INPUT DATA:
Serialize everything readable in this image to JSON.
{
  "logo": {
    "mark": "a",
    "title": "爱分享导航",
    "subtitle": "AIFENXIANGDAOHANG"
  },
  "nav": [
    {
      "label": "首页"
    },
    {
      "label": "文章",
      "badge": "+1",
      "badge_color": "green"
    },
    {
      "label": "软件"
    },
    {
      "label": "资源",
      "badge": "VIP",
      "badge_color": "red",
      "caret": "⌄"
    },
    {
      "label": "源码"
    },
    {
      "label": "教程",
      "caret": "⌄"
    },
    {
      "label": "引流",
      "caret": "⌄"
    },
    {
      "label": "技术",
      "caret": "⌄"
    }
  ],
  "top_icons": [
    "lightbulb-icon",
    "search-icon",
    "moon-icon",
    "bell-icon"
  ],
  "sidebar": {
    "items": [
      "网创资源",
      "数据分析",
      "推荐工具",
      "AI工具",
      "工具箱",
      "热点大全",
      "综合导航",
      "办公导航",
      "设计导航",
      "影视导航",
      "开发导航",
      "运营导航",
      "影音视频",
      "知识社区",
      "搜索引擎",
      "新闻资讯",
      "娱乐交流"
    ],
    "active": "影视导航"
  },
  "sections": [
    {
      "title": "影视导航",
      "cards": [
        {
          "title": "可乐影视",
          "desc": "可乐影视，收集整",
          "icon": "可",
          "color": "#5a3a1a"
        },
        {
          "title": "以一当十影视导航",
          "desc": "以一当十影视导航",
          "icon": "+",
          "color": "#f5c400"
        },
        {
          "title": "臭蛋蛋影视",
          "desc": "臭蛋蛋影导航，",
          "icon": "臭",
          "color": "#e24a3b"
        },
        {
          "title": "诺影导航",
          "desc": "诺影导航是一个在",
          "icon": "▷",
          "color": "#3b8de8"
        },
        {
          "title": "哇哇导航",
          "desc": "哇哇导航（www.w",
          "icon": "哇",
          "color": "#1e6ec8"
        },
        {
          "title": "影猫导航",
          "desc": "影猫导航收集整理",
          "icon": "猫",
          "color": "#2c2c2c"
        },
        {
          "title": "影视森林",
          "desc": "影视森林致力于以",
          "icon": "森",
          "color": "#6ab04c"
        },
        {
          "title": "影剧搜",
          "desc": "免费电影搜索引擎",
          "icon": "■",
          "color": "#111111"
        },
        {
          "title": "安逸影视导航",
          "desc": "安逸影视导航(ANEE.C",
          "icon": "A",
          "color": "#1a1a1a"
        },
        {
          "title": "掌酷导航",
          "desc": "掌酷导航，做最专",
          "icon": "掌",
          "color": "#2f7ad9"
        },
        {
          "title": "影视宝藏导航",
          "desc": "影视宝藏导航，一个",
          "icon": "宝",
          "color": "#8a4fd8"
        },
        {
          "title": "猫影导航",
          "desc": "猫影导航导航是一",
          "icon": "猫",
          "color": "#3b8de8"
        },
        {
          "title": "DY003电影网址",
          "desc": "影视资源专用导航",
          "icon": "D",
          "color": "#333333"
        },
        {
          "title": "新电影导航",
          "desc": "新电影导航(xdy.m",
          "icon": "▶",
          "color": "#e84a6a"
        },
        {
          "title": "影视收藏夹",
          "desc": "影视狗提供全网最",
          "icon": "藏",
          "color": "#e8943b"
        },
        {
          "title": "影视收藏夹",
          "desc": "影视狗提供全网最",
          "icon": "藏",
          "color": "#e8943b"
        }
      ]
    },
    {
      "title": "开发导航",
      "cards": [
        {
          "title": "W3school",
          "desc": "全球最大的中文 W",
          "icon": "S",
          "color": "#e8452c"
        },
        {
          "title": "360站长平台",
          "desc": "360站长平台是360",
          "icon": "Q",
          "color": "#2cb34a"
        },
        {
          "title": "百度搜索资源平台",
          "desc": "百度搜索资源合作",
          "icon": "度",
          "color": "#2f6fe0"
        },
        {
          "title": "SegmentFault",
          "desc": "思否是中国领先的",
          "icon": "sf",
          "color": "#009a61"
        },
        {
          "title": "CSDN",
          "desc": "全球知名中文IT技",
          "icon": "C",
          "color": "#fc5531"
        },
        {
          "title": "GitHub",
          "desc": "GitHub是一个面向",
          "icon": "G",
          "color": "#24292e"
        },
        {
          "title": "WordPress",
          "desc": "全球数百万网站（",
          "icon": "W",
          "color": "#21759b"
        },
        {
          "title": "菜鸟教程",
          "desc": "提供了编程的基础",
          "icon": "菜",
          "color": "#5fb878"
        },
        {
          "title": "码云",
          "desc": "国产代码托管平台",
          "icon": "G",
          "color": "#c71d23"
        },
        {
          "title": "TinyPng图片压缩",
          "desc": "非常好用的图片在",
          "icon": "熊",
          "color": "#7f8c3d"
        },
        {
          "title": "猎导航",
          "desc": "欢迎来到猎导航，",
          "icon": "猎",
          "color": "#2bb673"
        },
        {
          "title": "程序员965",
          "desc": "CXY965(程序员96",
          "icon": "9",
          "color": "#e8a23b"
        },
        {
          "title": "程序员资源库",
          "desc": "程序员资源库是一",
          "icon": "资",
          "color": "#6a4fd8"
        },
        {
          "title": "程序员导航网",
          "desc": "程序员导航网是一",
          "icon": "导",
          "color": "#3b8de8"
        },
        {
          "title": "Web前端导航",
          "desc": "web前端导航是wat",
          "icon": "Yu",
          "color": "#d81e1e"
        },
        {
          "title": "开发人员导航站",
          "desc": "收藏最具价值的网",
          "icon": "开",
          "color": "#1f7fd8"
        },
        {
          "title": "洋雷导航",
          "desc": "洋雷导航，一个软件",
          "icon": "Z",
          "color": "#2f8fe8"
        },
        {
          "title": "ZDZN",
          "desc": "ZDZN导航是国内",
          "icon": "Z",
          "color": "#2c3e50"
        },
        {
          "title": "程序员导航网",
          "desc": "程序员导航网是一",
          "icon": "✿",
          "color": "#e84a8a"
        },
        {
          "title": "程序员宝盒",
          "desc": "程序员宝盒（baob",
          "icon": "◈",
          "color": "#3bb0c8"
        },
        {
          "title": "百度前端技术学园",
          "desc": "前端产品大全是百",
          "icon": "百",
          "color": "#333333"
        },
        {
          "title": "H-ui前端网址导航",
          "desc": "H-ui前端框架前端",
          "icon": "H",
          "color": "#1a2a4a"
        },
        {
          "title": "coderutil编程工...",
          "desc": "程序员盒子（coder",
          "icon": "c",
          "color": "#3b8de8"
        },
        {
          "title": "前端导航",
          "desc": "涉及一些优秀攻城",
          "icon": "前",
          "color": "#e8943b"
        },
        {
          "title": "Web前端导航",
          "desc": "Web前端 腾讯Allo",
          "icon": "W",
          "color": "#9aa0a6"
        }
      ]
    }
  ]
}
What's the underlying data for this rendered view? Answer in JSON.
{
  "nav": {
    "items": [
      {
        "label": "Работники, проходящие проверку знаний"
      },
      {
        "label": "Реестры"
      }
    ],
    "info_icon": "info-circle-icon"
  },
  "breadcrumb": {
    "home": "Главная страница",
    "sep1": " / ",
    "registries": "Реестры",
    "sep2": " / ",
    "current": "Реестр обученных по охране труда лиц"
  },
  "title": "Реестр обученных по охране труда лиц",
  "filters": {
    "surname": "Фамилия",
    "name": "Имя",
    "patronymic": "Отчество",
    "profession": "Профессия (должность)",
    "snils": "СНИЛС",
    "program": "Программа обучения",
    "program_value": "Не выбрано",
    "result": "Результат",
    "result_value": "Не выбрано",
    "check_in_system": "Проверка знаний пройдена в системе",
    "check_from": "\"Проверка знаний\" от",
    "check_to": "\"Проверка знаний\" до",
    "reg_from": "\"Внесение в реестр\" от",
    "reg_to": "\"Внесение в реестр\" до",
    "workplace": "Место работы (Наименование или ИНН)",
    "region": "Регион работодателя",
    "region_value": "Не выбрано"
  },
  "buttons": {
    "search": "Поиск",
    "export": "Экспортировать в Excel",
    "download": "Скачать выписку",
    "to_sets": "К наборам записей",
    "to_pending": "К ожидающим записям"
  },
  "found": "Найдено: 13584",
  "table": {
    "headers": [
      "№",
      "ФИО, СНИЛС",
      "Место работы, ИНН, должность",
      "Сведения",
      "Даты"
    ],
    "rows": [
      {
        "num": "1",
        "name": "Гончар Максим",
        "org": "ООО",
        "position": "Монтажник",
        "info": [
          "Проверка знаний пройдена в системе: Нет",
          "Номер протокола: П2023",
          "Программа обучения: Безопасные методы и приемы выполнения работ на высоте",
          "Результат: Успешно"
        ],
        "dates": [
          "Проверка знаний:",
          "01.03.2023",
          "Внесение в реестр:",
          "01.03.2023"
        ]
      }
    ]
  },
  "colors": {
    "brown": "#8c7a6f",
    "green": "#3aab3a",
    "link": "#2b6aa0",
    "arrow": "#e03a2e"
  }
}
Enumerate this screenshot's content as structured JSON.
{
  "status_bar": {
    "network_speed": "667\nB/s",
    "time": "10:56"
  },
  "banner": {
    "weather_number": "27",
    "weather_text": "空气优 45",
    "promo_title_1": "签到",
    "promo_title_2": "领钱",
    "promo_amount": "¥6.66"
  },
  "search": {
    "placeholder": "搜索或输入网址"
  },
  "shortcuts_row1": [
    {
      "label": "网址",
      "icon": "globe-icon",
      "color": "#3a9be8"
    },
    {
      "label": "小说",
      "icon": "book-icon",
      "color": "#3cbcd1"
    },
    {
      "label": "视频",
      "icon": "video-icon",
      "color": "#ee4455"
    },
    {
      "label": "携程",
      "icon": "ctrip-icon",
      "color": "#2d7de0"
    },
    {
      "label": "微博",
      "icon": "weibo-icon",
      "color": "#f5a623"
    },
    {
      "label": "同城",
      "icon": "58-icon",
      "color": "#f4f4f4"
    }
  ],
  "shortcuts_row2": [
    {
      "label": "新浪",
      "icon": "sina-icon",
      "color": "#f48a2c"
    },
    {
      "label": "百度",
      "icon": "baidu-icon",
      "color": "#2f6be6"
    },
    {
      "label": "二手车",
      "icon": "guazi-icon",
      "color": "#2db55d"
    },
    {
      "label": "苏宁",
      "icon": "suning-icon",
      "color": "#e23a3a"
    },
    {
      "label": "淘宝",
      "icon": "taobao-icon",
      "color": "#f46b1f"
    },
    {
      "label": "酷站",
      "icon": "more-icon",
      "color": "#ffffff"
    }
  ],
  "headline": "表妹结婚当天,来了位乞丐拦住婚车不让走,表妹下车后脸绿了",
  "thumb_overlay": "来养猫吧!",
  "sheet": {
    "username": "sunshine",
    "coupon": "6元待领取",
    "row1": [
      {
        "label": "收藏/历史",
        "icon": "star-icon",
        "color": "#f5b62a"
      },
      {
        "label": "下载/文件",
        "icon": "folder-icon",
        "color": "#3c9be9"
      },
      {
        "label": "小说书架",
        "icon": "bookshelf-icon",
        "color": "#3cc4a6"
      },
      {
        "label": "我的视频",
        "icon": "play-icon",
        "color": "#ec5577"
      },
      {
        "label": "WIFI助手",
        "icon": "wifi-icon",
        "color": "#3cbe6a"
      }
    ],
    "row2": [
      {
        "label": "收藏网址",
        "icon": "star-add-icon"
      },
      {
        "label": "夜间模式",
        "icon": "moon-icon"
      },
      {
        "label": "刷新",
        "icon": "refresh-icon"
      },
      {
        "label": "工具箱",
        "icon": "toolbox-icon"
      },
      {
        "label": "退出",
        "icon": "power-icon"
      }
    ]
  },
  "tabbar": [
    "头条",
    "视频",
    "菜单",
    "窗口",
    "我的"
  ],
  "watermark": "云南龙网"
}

STATED GOAL: Read the entries and show each line that mentions "Проверка".

PROBLEM SOLUTION:
    "check_in_system": "Проверка знаний пройдена в системе",
    "check_from": "\"Проверка знаний\" от",
    "check_to": "\"Проверка знаний\" до",
          "Проверка знаний пройдена в системе: Нет",
          "Проверка знаний:",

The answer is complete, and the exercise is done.